▸ **Goal**:
Type out every line below exactly as it reads.
::: Data section :::
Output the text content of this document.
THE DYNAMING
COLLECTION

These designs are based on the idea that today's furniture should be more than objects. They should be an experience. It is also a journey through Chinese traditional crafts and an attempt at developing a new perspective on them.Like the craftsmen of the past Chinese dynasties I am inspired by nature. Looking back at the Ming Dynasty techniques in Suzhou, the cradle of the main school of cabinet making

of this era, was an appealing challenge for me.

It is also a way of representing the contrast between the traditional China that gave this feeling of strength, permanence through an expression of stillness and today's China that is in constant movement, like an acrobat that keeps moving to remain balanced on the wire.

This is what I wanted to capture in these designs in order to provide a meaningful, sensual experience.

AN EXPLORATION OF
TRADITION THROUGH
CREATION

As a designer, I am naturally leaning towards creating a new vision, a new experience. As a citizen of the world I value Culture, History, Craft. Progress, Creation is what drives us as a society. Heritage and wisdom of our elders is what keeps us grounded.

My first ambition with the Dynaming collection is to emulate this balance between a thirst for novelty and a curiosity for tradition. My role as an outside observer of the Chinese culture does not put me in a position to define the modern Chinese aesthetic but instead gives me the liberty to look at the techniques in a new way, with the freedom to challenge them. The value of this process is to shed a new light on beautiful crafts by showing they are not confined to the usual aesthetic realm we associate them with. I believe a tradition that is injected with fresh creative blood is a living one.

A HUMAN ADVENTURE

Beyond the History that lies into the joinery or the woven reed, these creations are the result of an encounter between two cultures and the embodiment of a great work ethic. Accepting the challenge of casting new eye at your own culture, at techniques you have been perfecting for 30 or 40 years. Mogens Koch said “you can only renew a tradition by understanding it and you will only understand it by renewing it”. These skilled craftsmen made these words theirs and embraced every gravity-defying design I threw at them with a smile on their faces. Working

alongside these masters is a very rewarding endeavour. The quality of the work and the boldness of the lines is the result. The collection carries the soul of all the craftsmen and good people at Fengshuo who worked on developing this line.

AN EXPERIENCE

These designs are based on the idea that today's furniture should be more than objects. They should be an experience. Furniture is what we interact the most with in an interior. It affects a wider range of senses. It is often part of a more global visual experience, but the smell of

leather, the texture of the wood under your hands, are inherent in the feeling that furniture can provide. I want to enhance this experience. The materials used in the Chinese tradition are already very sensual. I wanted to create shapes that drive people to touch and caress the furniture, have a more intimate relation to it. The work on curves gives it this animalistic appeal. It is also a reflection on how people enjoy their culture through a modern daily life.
:::
▸ **Answer in full**:
Output the text content of this document.
THE DYNAMING
COLLECTION

These designs are based on the idea that today's furniture should be more than objects. They should be an experience. It is also a journey through Chinese traditional crafts and an attempt at developing a new perspective on them.Like the craftsmen of the past Chinese dynasties I am inspired by nature. Looking back at the Ming Dynasty techniques in Suzhou, the cradle of the main school of cabinet making

of this era, was an appealing challenge for me.

It is also a way of representing the contrast between the traditional China that gave this feeling of strength, permanence through an expression of stillness and today's China that is in constant movement, like an acrobat that keeps moving to remain balanced on the wire.

This is what I wanted to capture in these designs in order to provide a meaningful, sensual experience.

AN EXPLORATION OF
TRADITION THROUGH
CREATION

As a designer, I am naturally leaning towards creating a new vision, a new experience. As a citizen of the world I value Culture, History, Craft. Progress, Creation is what drives us as a society. Heritage and wisdom of our elders is what keeps us grounded.

My first ambition with the Dynaming collection is to emulate this balance between a thirst for novelty and a curiosity for tradition. My role as an outside observer of the Chinese culture does not put me in a position to define the modern Chinese aesthetic but instead gives me the liberty to look at the techniques in a new way, with the freedom to challenge them. The value of this process is to shed a new light on beautiful crafts by showing they are not confined to the usual aesthetic realm we associate them with. I believe a tradition that is injected with fresh creative blood is a living one.

A HUMAN ADVENTURE

Beyond the History that lies into the joinery or the woven reed, these creations are the result of an encounter between two cultures and the embodiment of a great work ethic. Accepting the challenge of casting new eye at your own culture, at techniques you have been perfecting for 30 or 40 years. Mogens Koch said “you can only renew a tradition by understanding it and you will only understand it by renewing it”. These skilled craftsmen made these words theirs and embraced every gravity-defying design I threw at them with a smile on their faces. Working

alongside these masters is a very rewarding endeavour. The quality of the work and the boldness of the lines is the result. The collection carries the soul of all the craftsmen and good people at Fengshuo who worked on developing this line.

AN EXPERIENCE

These designs are based on the idea that today's furniture should be more than objects. They should be an experience. Furniture is what we interact the most with in an interior. It affects a wider range of senses. It is often part of a more global visual experience, but the smell of

leather, the texture of the wood under your hands, are inherent in the feeling that furniture can provide. I want to enhance this experience. The materials used in the Chinese tradition are already very sensual. I wanted to create shapes that drive people to touch and caress the furniture, have a more intimate relation to it. The work on curves gives it this animalistic appeal. It is also a reflection on how people enjoy their culture through a modern daily life.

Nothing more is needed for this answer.